Stored records
-------
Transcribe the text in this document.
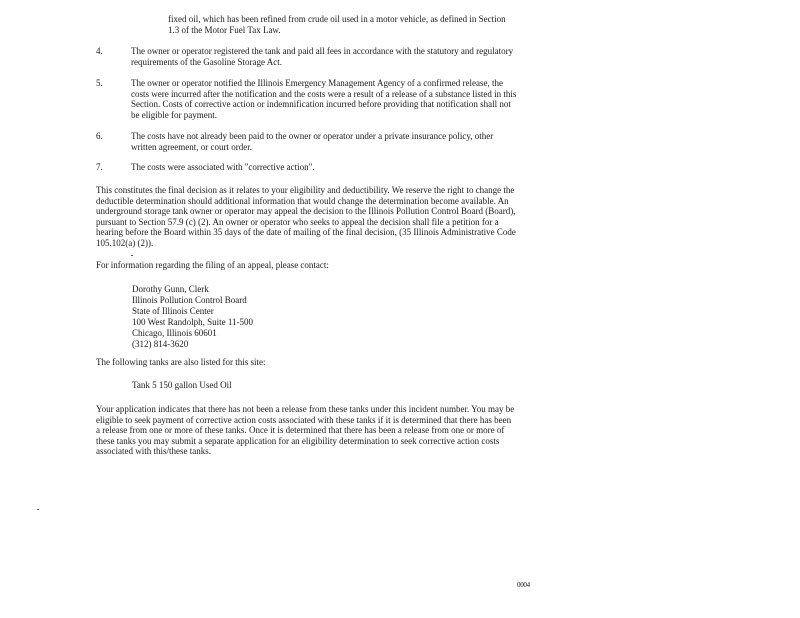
fixed oil, which has been refined from crude oil used in a motor vehicle, as defined in Section
1.3 of the Motor Fuel Tax Law.
4.	The owner or operator registered the tank and paid all fees in accordance with the statutory and regulatory requirements of the Gasoline Storage Act.
5.	The owner or operator notified the Illinois Emergency Management Agency of a confirmed release, the costs were incurred after the notification and the costs were a result of a release of a substance listed in this Section. Costs of corrective action or indemnification incurred before providing that notification shall not be eligible for payment.
6.	The costs have not already been paid to the owner or operator under a private insurance policy, other written agreement, or court order.
7.	The costs were associated with "corrective action".
This constitutes the final decision as it relates to your eligibility and deductibility. We reserve the right to change the deductible determination should additional information that would change the determination become available. An underground storage tank owner or operator may appeal the decision to the Illinois Pollution Control Board (Board), pursuant to Section 57.9 (c) (2). An owner or operator who seeks to appeal the decision shall file a petition for a hearing before the Board within 35 days of the date of mailing of the final decision, (35 Illinois Administrative Code 105.102(a) (2)).
For information regarding the filing of an appeal, please contact:
Dorothy Gunn, Clerk
Illinois Pollution Control Board
State of Illinois Center
100 West Randolph, Suite 11-500
Chicago, Illinois 60601
(312) 814-3620
The following tanks are also listed for this site:
Tank 5 150 gallon Used Oil
Your application indicates that there has not been a release from these tanks under this incident number. You may be eligible to seek payment of corrective action costs associated with these tanks if it is determined that there has been a release from one or more of these tanks. Once it is determined that there has been a release from one or more of these tanks you may submit a separate application for an eligibility determination to seek corrective action costs associated with this/these tanks.
0004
-------
STATED TASK -> Show all lines in the entries above where the string "release" appears.

ANSWER IN FULL ->
5.	The owner or operator notified the Illinois Emergency Management Agency of a confirmed release, the costs were incurred after the notification and the costs were a result of a release of a substance listed in this Section. Costs of corrective action or indemnification incurred before providing that notification shall not be eligible for payment.
Your application indicates that there has not been a release from these tanks under this incident number. You may be eligible to seek payment of corrective action costs associated with these tanks if it is determined that there has been a release from one or more of these tanks. Once it is determined that there has been a release from one or more of these tanks you may submit a separate application for an eligibility determination to seek corrective action costs associated with this/these tanks.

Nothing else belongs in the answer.